Extracted records
○ ○ ○
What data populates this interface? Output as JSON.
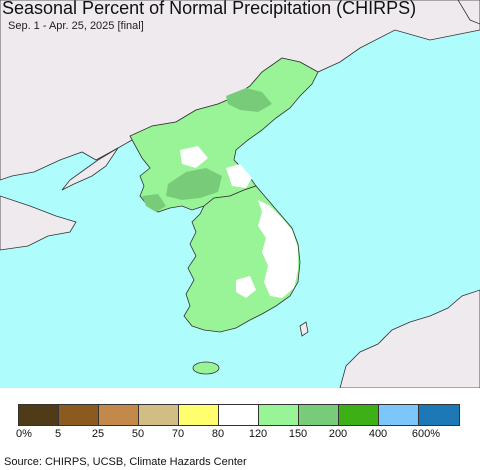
{
  "header": {
    "title": "Seasonal Percent of Normal Precipitation (CHIRPS)",
    "subtitle": "Sep. 1 - Apr. 25, 2025 [final]"
  },
  "legend": {
    "items": [
      {
        "color": "#4f3b17",
        "label": "0%"
      },
      {
        "color": "#8b5a1e",
        "label": "5"
      },
      {
        "color": "#c2894a",
        "label": "25"
      },
      {
        "color": "#d2bd84",
        "label": "50"
      },
      {
        "color": "#fefe6e",
        "label": "70"
      },
      {
        "color": "#ffffff",
        "label": "80"
      },
      {
        "color": "#98f497",
        "label": "120"
      },
      {
        "color": "#78cc79",
        "label": "150"
      },
      {
        "color": "#3daf17",
        "label": "200"
      },
      {
        "color": "#7cc6fb",
        "label": "400"
      },
      {
        "color": "#1c79b6",
        "label": "600%"
      }
    ]
  },
  "map": {
    "colors": {
      "sea": "#aefcfc",
      "land_outside": "#eeeaee",
      "above_normal": "#98f497",
      "much_above": "#78cc79",
      "near_normal": "#ffffff",
      "border": "#333333"
    }
  },
  "footer": {
    "source": "Source: CHIRPS, UCSB, Climate Hazards Center"
  }
}
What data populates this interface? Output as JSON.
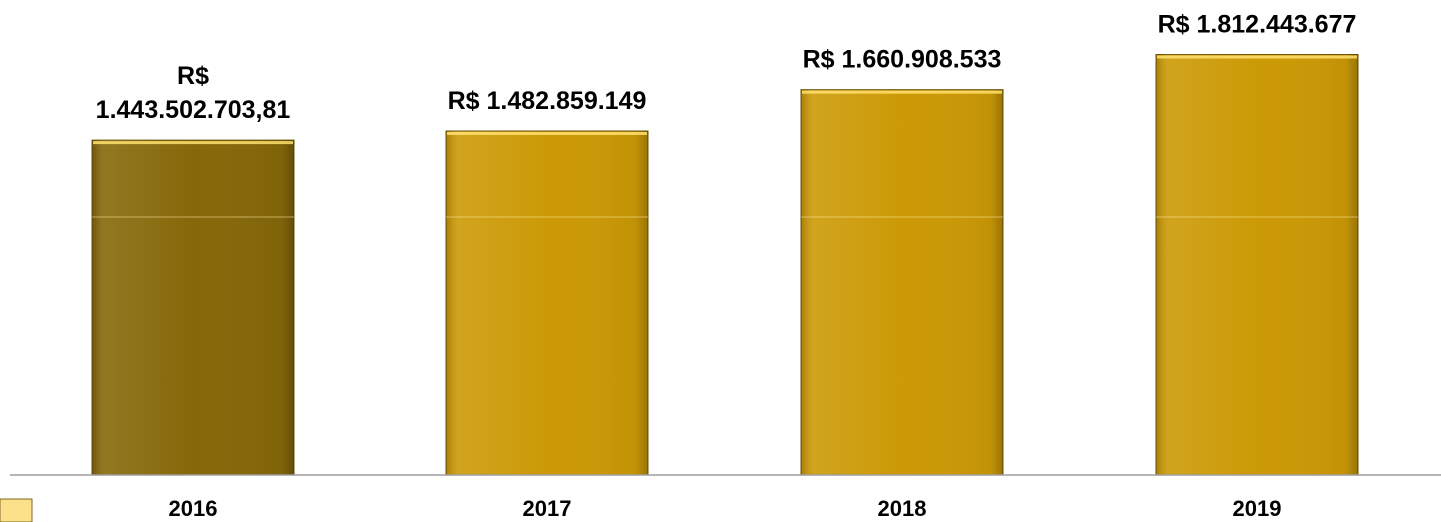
{
  "chart_data": {
    "type": "bar",
    "categories": [
      "2016",
      "2017",
      "2018",
      "2019"
    ],
    "values": [
      1443502703.81,
      1482859149,
      1660908533,
      1812443677
    ],
    "data_labels": [
      [
        "R$",
        "1.443.502.703,81"
      ],
      [
        "R$ 1.482.859.149"
      ],
      [
        "R$ 1.660.908.533"
      ],
      [
        "R$ 1.812.443.677"
      ]
    ],
    "bar_colors": [
      "#866809",
      "#cc9a06",
      "#cc9a06",
      "#cc9a06"
    ],
    "ylim": [
      0,
      2000000000
    ],
    "title": "",
    "xlabel": "",
    "ylabel": "",
    "grid": false,
    "legend": "none"
  },
  "colors": {
    "axis": "#9e9e9e",
    "highlight_bar": "#866809",
    "bar": "#cc9a06",
    "legend_swatch": "#fde08a"
  }
}
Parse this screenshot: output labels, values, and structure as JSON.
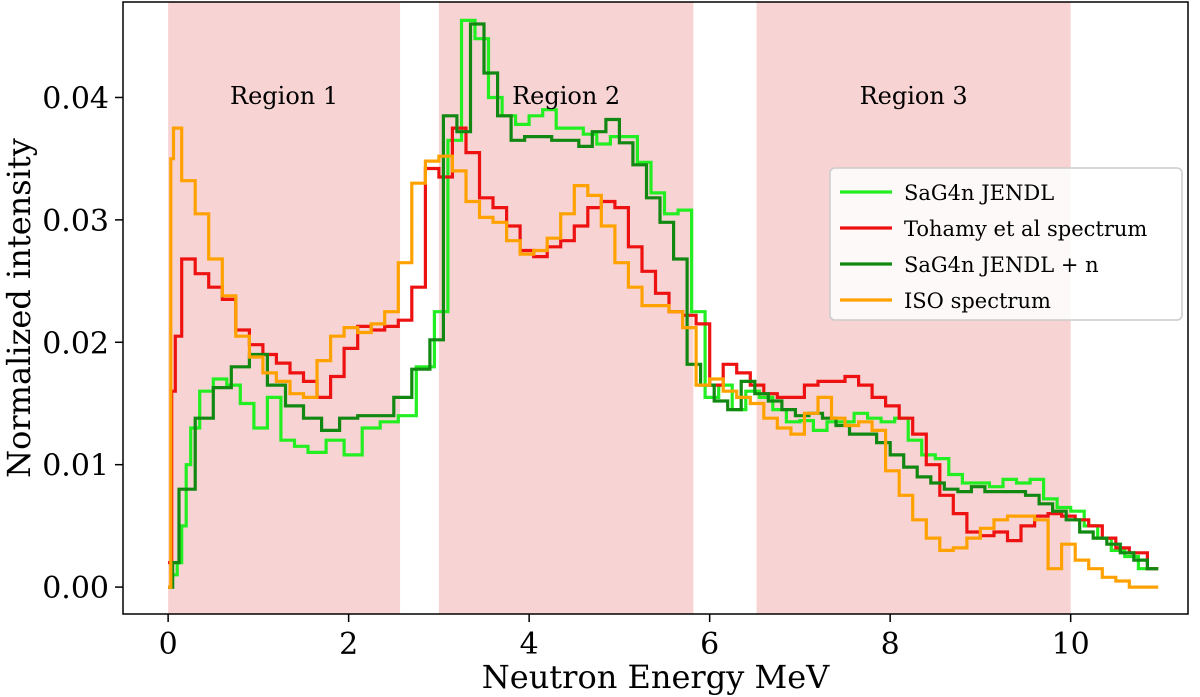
{
  "chart_data": {
    "type": "line",
    "step": true,
    "title": "",
    "xlabel": "Neutron Energy MeV",
    "ylabel": "Normalized intensity",
    "xlim": [
      -0.5,
      11.3
    ],
    "ylim": [
      -0.0022,
      0.0478
    ],
    "xticks": [
      0,
      2,
      4,
      6,
      8,
      10
    ],
    "yticks": [
      0.0,
      0.01,
      0.02,
      0.03,
      0.04
    ],
    "xtick_labels": [
      "0",
      "2",
      "4",
      "6",
      "8",
      "10"
    ],
    "ytick_labels": [
      "0.00",
      "0.01",
      "0.02",
      "0.03",
      "0.04"
    ],
    "legend_position": "right",
    "regions": [
      {
        "label": "Region 1",
        "start": 0.0,
        "end": 2.57
      },
      {
        "label": "Region 2",
        "start": 3.0,
        "end": 5.82
      },
      {
        "label": "Region 3",
        "start": 6.52,
        "end": 10.0
      }
    ],
    "region_color": "#f8d3d3",
    "series": [
      {
        "name": "SaG4n JENDL",
        "color": "#22ee22",
        "x": [
          0.0,
          0.05,
          0.1,
          0.15,
          0.2,
          0.25,
          0.35,
          0.5,
          0.65,
          0.8,
          0.95,
          1.1,
          1.25,
          1.4,
          1.55,
          1.75,
          1.95,
          2.15,
          2.35,
          2.55,
          2.75,
          2.95,
          3.1,
          3.25,
          3.4,
          3.55,
          3.7,
          3.85,
          4.0,
          4.15,
          4.3,
          4.45,
          4.6,
          4.75,
          4.9,
          5.05,
          5.2,
          5.35,
          5.5,
          5.65,
          5.8,
          5.95,
          6.1,
          6.25,
          6.4,
          6.55,
          6.7,
          6.85,
          7.0,
          7.15,
          7.3,
          7.45,
          7.6,
          7.75,
          7.9,
          8.05,
          8.2,
          8.35,
          8.5,
          8.65,
          8.8,
          8.95,
          9.1,
          9.25,
          9.4,
          9.55,
          9.7,
          9.85,
          10.0,
          10.15,
          10.3,
          10.45,
          10.6,
          10.75,
          10.85
        ],
        "y": [
          0.0,
          0.001,
          0.002,
          0.005,
          0.01,
          0.013,
          0.016,
          0.017,
          0.0165,
          0.015,
          0.013,
          0.0155,
          0.012,
          0.0115,
          0.011,
          0.012,
          0.0108,
          0.013,
          0.0135,
          0.014,
          0.018,
          0.0225,
          0.0365,
          0.0463,
          0.0448,
          0.04,
          0.0385,
          0.0378,
          0.0385,
          0.039,
          0.0375,
          0.0375,
          0.037,
          0.0362,
          0.0368,
          0.0368,
          0.0347,
          0.0322,
          0.0305,
          0.0308,
          0.0225,
          0.0155,
          0.0165,
          0.0145,
          0.016,
          0.0155,
          0.0145,
          0.0135,
          0.0136,
          0.0128,
          0.0135,
          0.0135,
          0.0142,
          0.0138,
          0.0135,
          0.0138,
          0.012,
          0.0108,
          0.0105,
          0.0092,
          0.0085,
          0.0085,
          0.0082,
          0.0088,
          0.0085,
          0.0088,
          0.0072,
          0.0065,
          0.0062,
          0.005,
          0.004,
          0.003,
          0.0025,
          0.0015,
          0.0015
        ]
      },
      {
        "name": "Tohamy et al spectrum",
        "color": "#ee1111",
        "x": [
          0.0,
          0.04,
          0.08,
          0.15,
          0.3,
          0.45,
          0.6,
          0.75,
          0.9,
          1.05,
          1.2,
          1.35,
          1.5,
          1.65,
          1.8,
          1.95,
          2.1,
          2.25,
          2.4,
          2.55,
          2.7,
          2.85,
          3.0,
          3.15,
          3.3,
          3.45,
          3.6,
          3.75,
          3.9,
          4.05,
          4.2,
          4.35,
          4.5,
          4.65,
          4.8,
          4.95,
          5.1,
          5.25,
          5.4,
          5.55,
          5.7,
          5.85,
          6.0,
          6.15,
          6.3,
          6.45,
          6.6,
          6.75,
          6.9,
          7.05,
          7.2,
          7.35,
          7.5,
          7.65,
          7.8,
          7.95,
          8.1,
          8.25,
          8.4,
          8.55,
          8.7,
          8.85,
          9.0,
          9.15,
          9.3,
          9.45,
          9.6,
          9.75,
          9.9,
          10.05,
          10.2,
          10.35,
          10.5,
          10.65,
          10.85
        ],
        "y": [
          0.002,
          0.016,
          0.0205,
          0.0268,
          0.0256,
          0.0245,
          0.0235,
          0.021,
          0.0198,
          0.019,
          0.0183,
          0.0175,
          0.0168,
          0.0155,
          0.0172,
          0.0195,
          0.0213,
          0.021,
          0.0213,
          0.0218,
          0.0245,
          0.0342,
          0.0335,
          0.0375,
          0.0355,
          0.0318,
          0.031,
          0.0295,
          0.0275,
          0.027,
          0.0278,
          0.0283,
          0.0295,
          0.031,
          0.0315,
          0.031,
          0.0278,
          0.0258,
          0.024,
          0.0225,
          0.0222,
          0.0215,
          0.0165,
          0.0182,
          0.0175,
          0.0165,
          0.0158,
          0.0155,
          0.0155,
          0.0165,
          0.0168,
          0.0168,
          0.0172,
          0.0165,
          0.0155,
          0.0148,
          0.0138,
          0.0125,
          0.01,
          0.0075,
          0.006,
          0.0045,
          0.0042,
          0.0045,
          0.0038,
          0.005,
          0.0058,
          0.006,
          0.0058,
          0.0055,
          0.005,
          0.004,
          0.0032,
          0.0028,
          0.0015
        ]
      },
      {
        "name": "SaG4n JENDL + n",
        "color": "#118811",
        "x": [
          0.0,
          0.05,
          0.12,
          0.3,
          0.5,
          0.7,
          0.9,
          1.1,
          1.3,
          1.5,
          1.7,
          1.9,
          2.1,
          2.3,
          2.5,
          2.7,
          2.9,
          3.05,
          3.2,
          3.35,
          3.5,
          3.65,
          3.8,
          3.95,
          4.1,
          4.25,
          4.4,
          4.55,
          4.7,
          4.85,
          5.0,
          5.15,
          5.3,
          5.45,
          5.6,
          5.75,
          5.9,
          6.05,
          6.2,
          6.35,
          6.5,
          6.65,
          6.8,
          6.95,
          7.1,
          7.25,
          7.4,
          7.55,
          7.7,
          7.85,
          8.0,
          8.15,
          8.3,
          8.45,
          8.6,
          8.75,
          8.9,
          9.05,
          9.2,
          9.35,
          9.5,
          9.65,
          9.8,
          9.95,
          10.1,
          10.25,
          10.4,
          10.55,
          10.7,
          10.85
        ],
        "y": [
          0.0,
          0.002,
          0.008,
          0.0138,
          0.0163,
          0.018,
          0.019,
          0.0165,
          0.0148,
          0.0138,
          0.0128,
          0.0138,
          0.014,
          0.014,
          0.0155,
          0.0178,
          0.0202,
          0.0385,
          0.0372,
          0.046,
          0.042,
          0.0385,
          0.0365,
          0.0368,
          0.0368,
          0.0365,
          0.0365,
          0.036,
          0.0372,
          0.0382,
          0.0363,
          0.0345,
          0.0318,
          0.0298,
          0.0268,
          0.0182,
          0.0165,
          0.0152,
          0.0145,
          0.0168,
          0.0158,
          0.0152,
          0.0145,
          0.014,
          0.0142,
          0.0138,
          0.0132,
          0.0125,
          0.0125,
          0.0118,
          0.0108,
          0.0098,
          0.009,
          0.0085,
          0.008,
          0.0078,
          0.0082,
          0.0078,
          0.0078,
          0.0078,
          0.0075,
          0.0068,
          0.0062,
          0.0055,
          0.0045,
          0.004,
          0.0035,
          0.0028,
          0.0022,
          0.0015
        ]
      },
      {
        "name": "ISO spectrum",
        "color": "#ffa200",
        "x": [
          0.0,
          0.03,
          0.06,
          0.15,
          0.3,
          0.45,
          0.6,
          0.75,
          0.9,
          1.05,
          1.2,
          1.35,
          1.5,
          1.65,
          1.8,
          1.95,
          2.1,
          2.25,
          2.4,
          2.55,
          2.7,
          2.85,
          3.0,
          3.15,
          3.3,
          3.45,
          3.6,
          3.75,
          3.9,
          4.05,
          4.2,
          4.35,
          4.5,
          4.65,
          4.8,
          4.95,
          5.1,
          5.25,
          5.4,
          5.55,
          5.7,
          5.85,
          6.0,
          6.15,
          6.3,
          6.45,
          6.6,
          6.75,
          6.9,
          7.05,
          7.2,
          7.35,
          7.5,
          7.65,
          7.8,
          7.95,
          8.1,
          8.25,
          8.4,
          8.55,
          8.7,
          8.85,
          9.0,
          9.15,
          9.3,
          9.45,
          9.6,
          9.75,
          9.9,
          10.05,
          10.2,
          10.35,
          10.5,
          10.65,
          10.85
        ],
        "y": [
          0.0,
          0.035,
          0.0375,
          0.0332,
          0.0305,
          0.0268,
          0.0238,
          0.0205,
          0.0188,
          0.0175,
          0.0168,
          0.0158,
          0.0155,
          0.0185,
          0.0205,
          0.0212,
          0.0208,
          0.0215,
          0.0225,
          0.0265,
          0.033,
          0.0348,
          0.0352,
          0.034,
          0.0315,
          0.0302,
          0.0298,
          0.0283,
          0.0272,
          0.0275,
          0.0285,
          0.0305,
          0.0328,
          0.032,
          0.0295,
          0.0265,
          0.0245,
          0.023,
          0.023,
          0.0225,
          0.0212,
          0.0165,
          0.017,
          0.016,
          0.0155,
          0.015,
          0.0138,
          0.013,
          0.0125,
          0.0142,
          0.0155,
          0.0138,
          0.0132,
          0.0135,
          0.0128,
          0.0095,
          0.0075,
          0.0055,
          0.004,
          0.003,
          0.0032,
          0.004,
          0.0048,
          0.0055,
          0.0058,
          0.0058,
          0.0055,
          0.0015,
          0.0035,
          0.0022,
          0.0015,
          0.0008,
          0.0005,
          0.0,
          0.0
        ]
      }
    ]
  }
}
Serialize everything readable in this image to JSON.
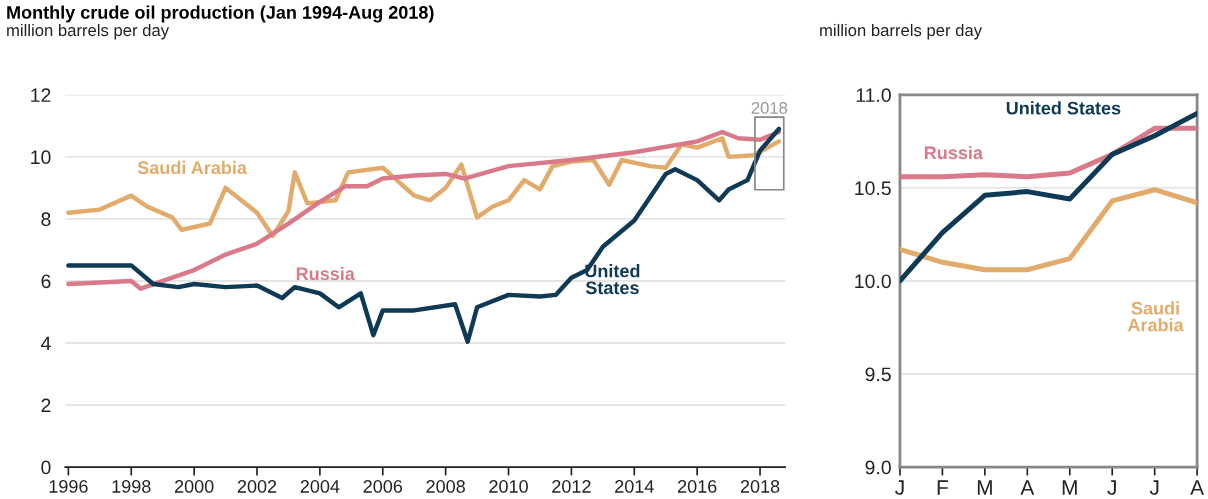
{
  "chart_data": [
    {
      "type": "line",
      "title": "Monthly crude oil production (Jan 1994-Aug 2018)",
      "subtitle": "million barrels per day",
      "xlim": [
        1995.9,
        2018.8
      ],
      "xticks": [
        1996,
        1998,
        2000,
        2002,
        2004,
        2006,
        2008,
        2010,
        2012,
        2014,
        2016,
        2018
      ],
      "ylim": [
        0,
        12
      ],
      "yticks": [
        0,
        2,
        4,
        6,
        8,
        10,
        12
      ],
      "grid": "y",
      "legend": false,
      "annotations": [
        "2018"
      ],
      "series": [
        {
          "name": "Saudi Arabia",
          "color": "#e3ab6b",
          "x": [
            1996,
            1997,
            1998,
            1998.5,
            1999.3,
            1999.6,
            2000.5,
            2001,
            2001.5,
            2002,
            2002.5,
            2003,
            2003.2,
            2003.6,
            2004.5,
            2004.9,
            2006,
            2007,
            2007.5,
            2008,
            2008.5,
            2009,
            2009.5,
            2010,
            2010.5,
            2011,
            2011.4,
            2012,
            2012.7,
            2013.2,
            2013.6,
            2014.5,
            2015,
            2015.5,
            2016,
            2016.8,
            2017,
            2017.8,
            2018.6
          ],
          "values": [
            8.2,
            8.3,
            8.75,
            8.4,
            8.05,
            7.65,
            7.85,
            9.0,
            8.6,
            8.2,
            7.45,
            8.25,
            9.5,
            8.5,
            8.6,
            9.5,
            9.65,
            8.75,
            8.6,
            9.0,
            9.75,
            8.05,
            8.4,
            8.6,
            9.25,
            8.95,
            9.7,
            9.85,
            9.9,
            9.1,
            9.9,
            9.7,
            9.65,
            10.4,
            10.3,
            10.6,
            10.0,
            10.05,
            10.5
          ]
        },
        {
          "name": "Russia",
          "color": "#d9798a",
          "x": [
            1996,
            1998,
            1998.3,
            1999,
            2000,
            2001,
            2002,
            2003,
            2004,
            2004.8,
            2005.5,
            2006,
            2007,
            2008,
            2008.6,
            2010,
            2012,
            2014,
            2016,
            2016.8,
            2017.3,
            2018,
            2018.6
          ],
          "values": [
            5.9,
            6.0,
            5.75,
            6.0,
            6.35,
            6.85,
            7.2,
            7.85,
            8.55,
            9.05,
            9.05,
            9.3,
            9.4,
            9.45,
            9.3,
            9.7,
            9.9,
            10.15,
            10.5,
            10.8,
            10.6,
            10.55,
            10.8
          ]
        },
        {
          "name": "United States",
          "color": "#0f3a55",
          "x": [
            1996,
            1998,
            1998.7,
            1999.5,
            2000,
            2001,
            2002,
            2002.8,
            2003.2,
            2004,
            2004.6,
            2005.3,
            2005.7,
            2006,
            2007,
            2008.3,
            2008.7,
            2009,
            2010,
            2011,
            2011.5,
            2012,
            2012.5,
            2013,
            2014,
            2015,
            2015.3,
            2016,
            2016.7,
            2017,
            2017.6,
            2018,
            2018.6
          ],
          "values": [
            6.5,
            6.5,
            5.9,
            5.8,
            5.9,
            5.8,
            5.85,
            5.45,
            5.8,
            5.6,
            5.15,
            5.6,
            4.25,
            5.05,
            5.05,
            5.25,
            4.04,
            5.15,
            5.55,
            5.5,
            5.55,
            6.1,
            6.35,
            7.1,
            7.95,
            9.45,
            9.6,
            9.25,
            8.6,
            8.95,
            9.25,
            10.2,
            10.9
          ]
        }
      ]
    },
    {
      "type": "line",
      "subtitle": "million barrels per day",
      "categories": [
        "J",
        "F",
        "M",
        "A",
        "M",
        "J",
        "J",
        "A"
      ],
      "ylim": [
        9.0,
        11.0
      ],
      "yticks": [
        {
          "value": 9.0,
          "label": "9.0"
        },
        {
          "value": 9.5,
          "label": "9.5"
        },
        {
          "value": 10.0,
          "label": "10.0"
        },
        {
          "value": 10.5,
          "label": "10.5"
        },
        {
          "value": 11.0,
          "label": "11.0"
        }
      ],
      "grid": "y",
      "legend": false,
      "series": [
        {
          "name": "Saudi Arabia",
          "color": "#e3ab6b",
          "values": [
            10.17,
            10.1,
            10.06,
            10.06,
            10.12,
            10.43,
            10.49,
            10.42
          ]
        },
        {
          "name": "Russia",
          "color": "#d9798a",
          "values": [
            10.56,
            10.56,
            10.57,
            10.56,
            10.58,
            10.68,
            10.82,
            10.82
          ]
        },
        {
          "name": "United States",
          "color": "#0f3a55",
          "values": [
            10.0,
            10.26,
            10.46,
            10.48,
            10.44,
            10.68,
            10.78,
            10.9
          ]
        }
      ]
    }
  ]
}
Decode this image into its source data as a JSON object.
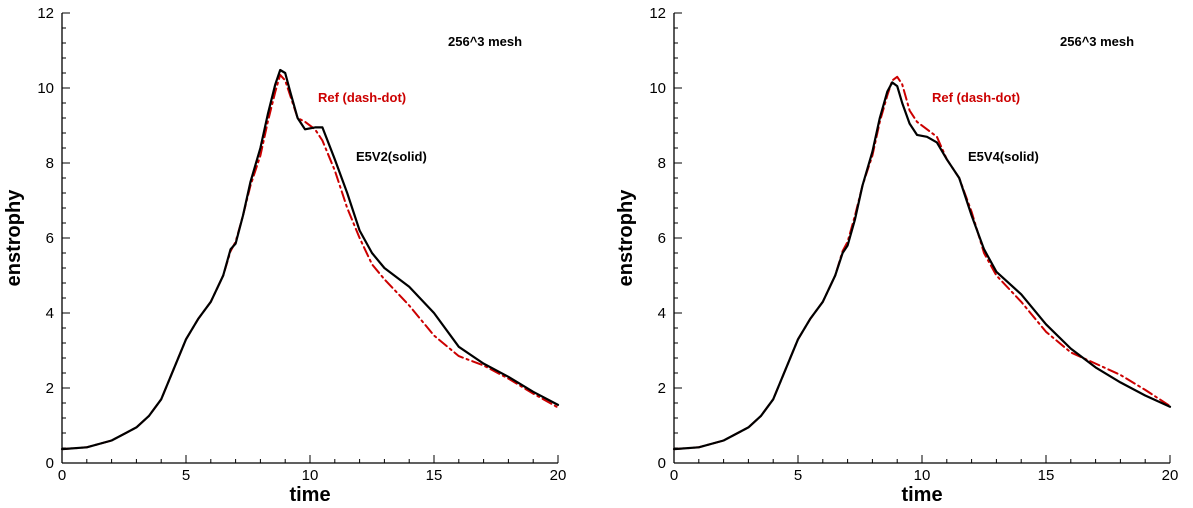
○ ○ ○
→ **Requirements**: Copy all lines from the material that hold "type".

→ **Expected answer**:
    "type": "bar",
    "type": "line",
      "type": "line",
      "type": "line",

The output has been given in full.